#### [Stated exercise]
Will you transcribe all the entries word for word, skipping the pictures they hold?

#### [Given records]
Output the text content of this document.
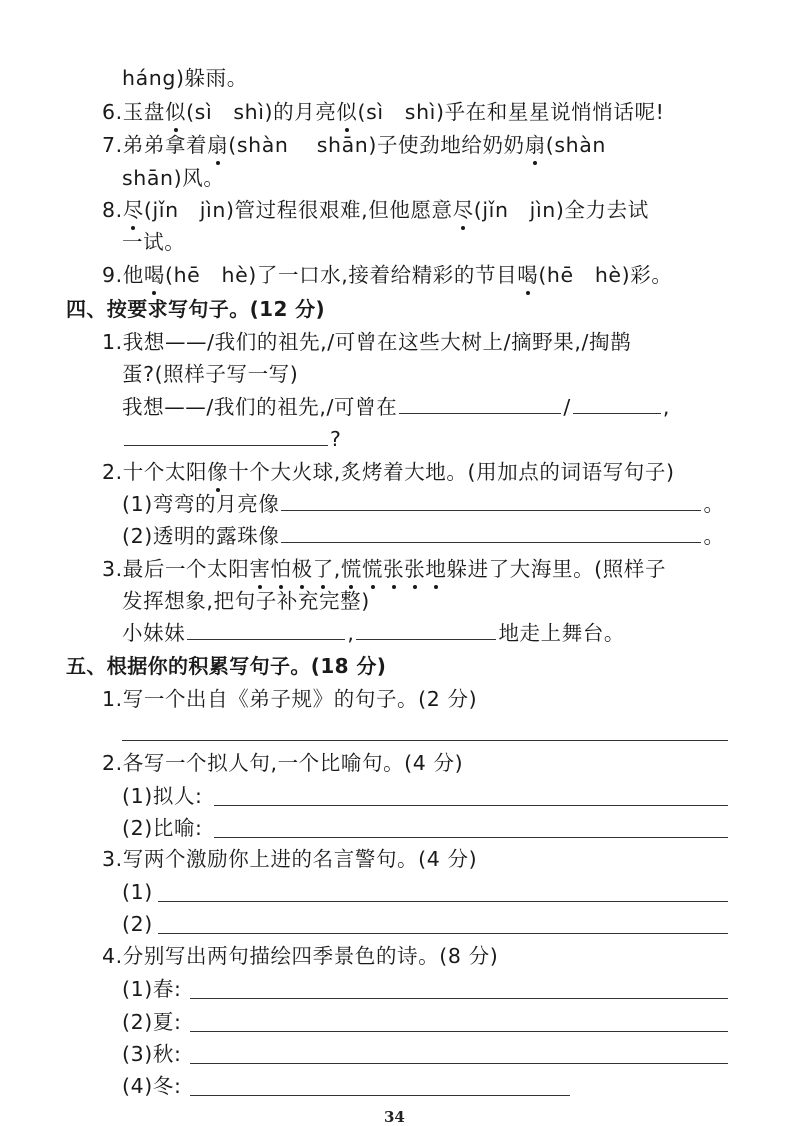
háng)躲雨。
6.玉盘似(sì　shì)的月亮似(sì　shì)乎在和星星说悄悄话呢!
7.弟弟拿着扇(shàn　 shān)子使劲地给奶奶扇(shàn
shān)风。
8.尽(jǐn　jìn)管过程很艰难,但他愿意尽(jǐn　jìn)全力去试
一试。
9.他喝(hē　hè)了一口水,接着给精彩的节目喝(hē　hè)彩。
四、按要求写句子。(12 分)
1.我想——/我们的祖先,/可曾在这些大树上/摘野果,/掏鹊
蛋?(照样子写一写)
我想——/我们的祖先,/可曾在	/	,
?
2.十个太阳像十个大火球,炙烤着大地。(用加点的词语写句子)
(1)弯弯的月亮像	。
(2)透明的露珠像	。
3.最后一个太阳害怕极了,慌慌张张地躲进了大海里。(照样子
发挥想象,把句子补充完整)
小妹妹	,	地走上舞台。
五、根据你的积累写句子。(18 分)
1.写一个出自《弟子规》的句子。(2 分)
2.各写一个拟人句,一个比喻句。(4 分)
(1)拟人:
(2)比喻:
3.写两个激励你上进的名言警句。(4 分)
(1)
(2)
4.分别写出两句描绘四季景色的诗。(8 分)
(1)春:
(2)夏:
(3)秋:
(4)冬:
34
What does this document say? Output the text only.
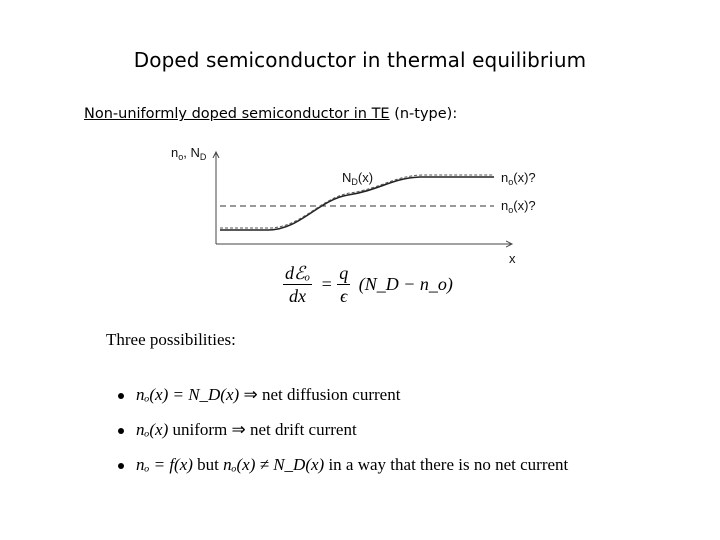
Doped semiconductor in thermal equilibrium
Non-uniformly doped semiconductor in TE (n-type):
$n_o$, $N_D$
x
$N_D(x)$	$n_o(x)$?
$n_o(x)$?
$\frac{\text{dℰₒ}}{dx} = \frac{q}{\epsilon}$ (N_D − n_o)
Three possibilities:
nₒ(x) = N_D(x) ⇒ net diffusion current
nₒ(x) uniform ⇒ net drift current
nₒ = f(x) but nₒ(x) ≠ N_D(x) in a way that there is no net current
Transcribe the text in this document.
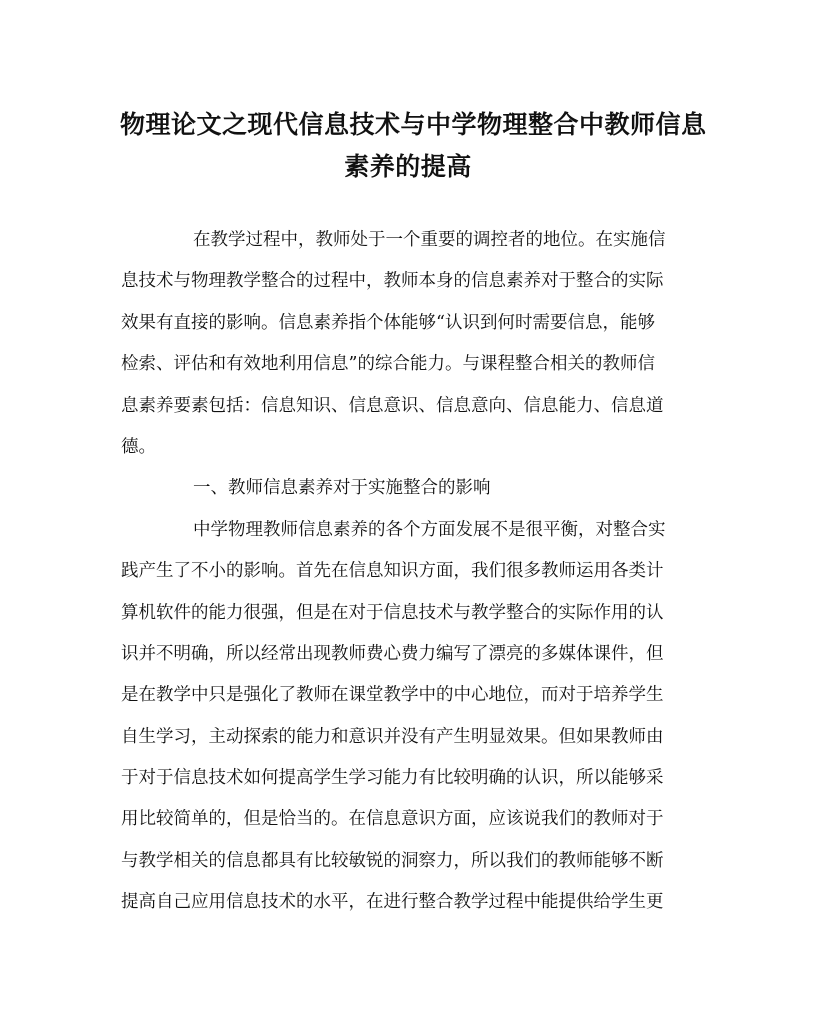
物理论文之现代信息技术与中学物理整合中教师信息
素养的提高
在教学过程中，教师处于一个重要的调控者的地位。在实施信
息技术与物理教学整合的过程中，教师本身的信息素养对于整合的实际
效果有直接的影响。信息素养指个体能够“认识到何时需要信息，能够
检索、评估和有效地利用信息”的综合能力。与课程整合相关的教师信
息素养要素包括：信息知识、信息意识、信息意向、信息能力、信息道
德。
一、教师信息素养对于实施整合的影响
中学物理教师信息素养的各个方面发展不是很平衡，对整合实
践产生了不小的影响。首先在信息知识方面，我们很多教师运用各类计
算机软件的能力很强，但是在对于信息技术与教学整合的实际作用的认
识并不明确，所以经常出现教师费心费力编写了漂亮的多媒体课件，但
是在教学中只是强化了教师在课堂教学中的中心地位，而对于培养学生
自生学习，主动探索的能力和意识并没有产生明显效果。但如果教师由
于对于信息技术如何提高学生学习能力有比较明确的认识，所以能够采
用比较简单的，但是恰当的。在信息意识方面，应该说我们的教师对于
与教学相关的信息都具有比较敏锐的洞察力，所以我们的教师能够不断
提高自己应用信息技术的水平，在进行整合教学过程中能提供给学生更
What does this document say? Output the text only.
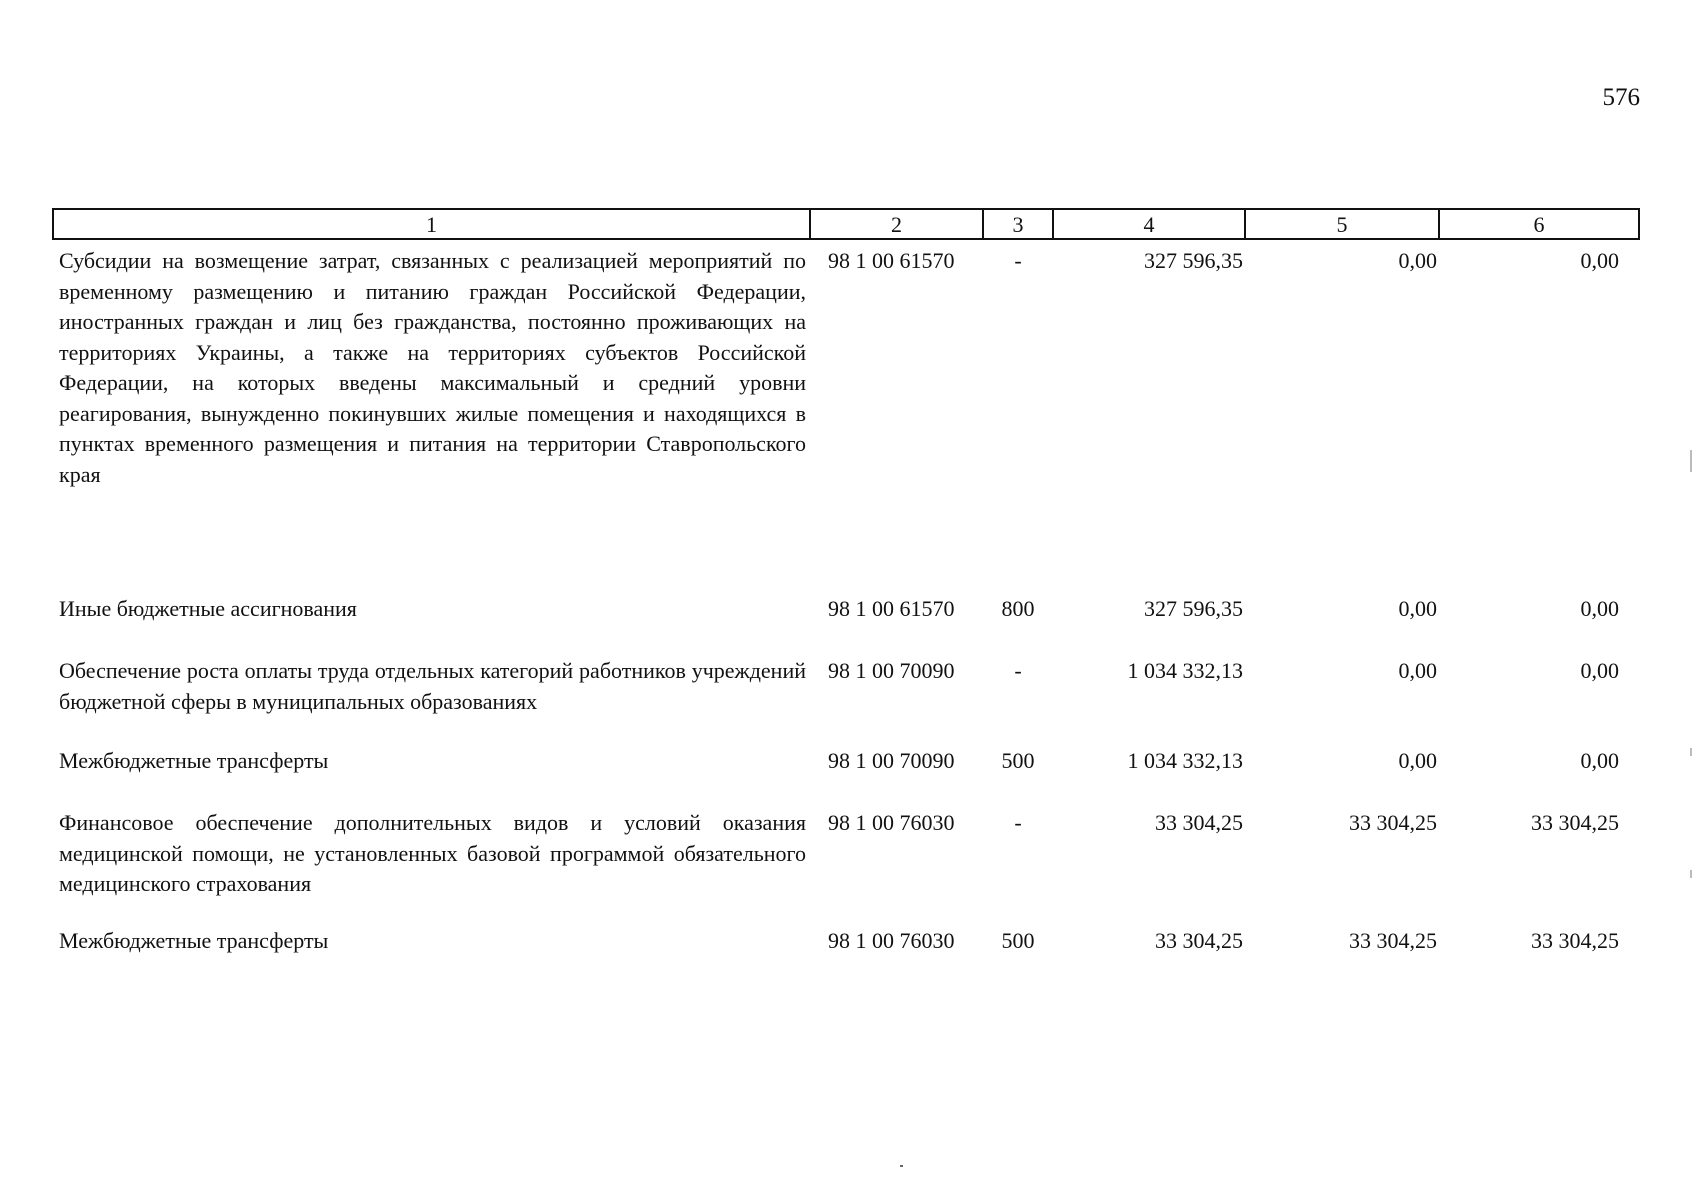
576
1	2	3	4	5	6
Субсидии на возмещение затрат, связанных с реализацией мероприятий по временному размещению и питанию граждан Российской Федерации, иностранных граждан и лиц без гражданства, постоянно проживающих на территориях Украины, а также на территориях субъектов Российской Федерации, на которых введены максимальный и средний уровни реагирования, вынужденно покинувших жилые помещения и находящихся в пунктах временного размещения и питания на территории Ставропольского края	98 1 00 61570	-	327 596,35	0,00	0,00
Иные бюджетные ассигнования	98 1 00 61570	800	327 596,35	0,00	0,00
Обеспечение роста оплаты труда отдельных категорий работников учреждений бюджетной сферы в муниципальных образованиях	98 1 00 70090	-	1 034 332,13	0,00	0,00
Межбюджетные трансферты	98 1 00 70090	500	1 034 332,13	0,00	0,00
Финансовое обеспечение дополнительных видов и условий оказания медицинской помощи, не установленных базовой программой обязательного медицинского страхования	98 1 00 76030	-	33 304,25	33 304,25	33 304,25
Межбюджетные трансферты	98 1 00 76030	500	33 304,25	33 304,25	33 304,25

#### [Problem solution]
Output the text content of this document.
háng)躲雨。
6.玉盘似(sì　shì)的月亮似(sì　shì)乎在和星星说悄悄话呢!
7.弟弟拿着扇(shàn　 shān)子使劲地给奶奶扇(shàn
shān)风。
8.尽(jǐn　jìn)管过程很艰难,但他愿意尽(jǐn　jìn)全力去试
一试。
9.他喝(hē　hè)了一口水,接着给精彩的节目喝(hē　hè)彩。
四、按要求写句子。(12 分)
1.我想——/我们的祖先,/可曾在这些大树上/摘野果,/掏鹊
蛋?(照样子写一写)
我想——/我们的祖先,/可曾在	/	,
?
2.十个太阳像十个大火球,炙烤着大地。(用加点的词语写句子)
(1)弯弯的月亮像	。
(2)透明的露珠像	。
3.最后一个太阳害怕极了,慌慌张张地躲进了大海里。(照样子
发挥想象,把句子补充完整)
小妹妹	,	地走上舞台。
五、根据你的积累写句子。(18 分)
1.写一个出自《弟子规》的句子。(2 分)
2.各写一个拟人句,一个比喻句。(4 分)
(1)拟人:
(2)比喻:
3.写两个激励你上进的名言警句。(4 分)
(1)
(2)
4.分别写出两句描绘四季景色的诗。(8 分)
(1)春:
(2)夏:
(3)秋:
(4)冬:
34
What does this document say? Output the text only.
Doped semiconductor in thermal equilibrium
Non-uniformly doped semiconductor in TE (n-type):
$n_o$, $N_D$
x
$N_D(x)$	$n_o(x)$?
$n_o(x)$?
$\frac{\text{dℰₒ}}{dx} = \frac{q}{\epsilon}$ (N_D − n_o)
Three possibilities:
nₒ(x) = N_D(x) ⇒ net diffusion current
nₒ(x) uniform ⇒ net drift current
nₒ = f(x) but nₒ(x) ≠ N_D(x) in a way that there is no net current
Transcribe the text in this document.
物理论文之现代信息技术与中学物理整合中教师信息
素养的提高
在教学过程中，教师处于一个重要的调控者的地位。在实施信
息技术与物理教学整合的过程中，教师本身的信息素养对于整合的实际
效果有直接的影响。信息素养指个体能够“认识到何时需要信息，能够
检索、评估和有效地利用信息”的综合能力。与课程整合相关的教师信
息素养要素包括：信息知识、信息意识、信息意向、信息能力、信息道
德。
一、教师信息素养对于实施整合的影响
中学物理教师信息素养的各个方面发展不是很平衡，对整合实
践产生了不小的影响。首先在信息知识方面，我们很多教师运用各类计
算机软件的能力很强，但是在对于信息技术与教学整合的实际作用的认
识并不明确，所以经常出现教师费心费力编写了漂亮的多媒体课件，但
是在教学中只是强化了教师在课堂教学中的中心地位，而对于培养学生
自生学习，主动探索的能力和意识并没有产生明显效果。但如果教师由
于对于信息技术如何提高学生学习能力有比较明确的认识，所以能够采
用比较简单的，但是恰当的。在信息意识方面，应该说我们的教师对于
与教学相关的信息都具有比较敏锐的洞察力，所以我们的教师能够不断
提高自己应用信息技术的水平，在进行整合教学过程中能提供给学生更
What does this document say? Output the text only.
576
1	2	3	4	5	6
Субсидии на возмещение затрат, связанных с реализацией мероприятий по временному размещению и питанию граждан Российской Федерации, иностранных граждан и лиц без гражданства, постоянно проживающих на территориях Украины, а также на территориях субъектов Российской Федерации, на которых введены максимальный и средний уровни реагирования, вынужденно покинувших жилые помещения и находящихся в пунктах временного размещения и питания на территории Ставропольского края	98 1 00 61570	-	327 596,35	0,00	0,00
Иные бюджетные ассигнования	98 1 00 61570	800	327 596,35	0,00	0,00
Обеспечение роста оплаты труда отдельных категорий работников учреждений бюджетной сферы в муниципальных образованиях	98 1 00 70090	-	1 034 332,13	0,00	0,00
Межбюджетные трансферты	98 1 00 70090	500	1 034 332,13	0,00	0,00
Финансовое обеспечение дополнительных видов и условий оказания медицинской помощи, не установленных базовой программой обязательного медицинского страхования	98 1 00 76030	-	33 304,25	33 304,25	33 304,25
Межбюджетные трансферты	98 1 00 76030	500	33 304,25	33 304,25	33 304,25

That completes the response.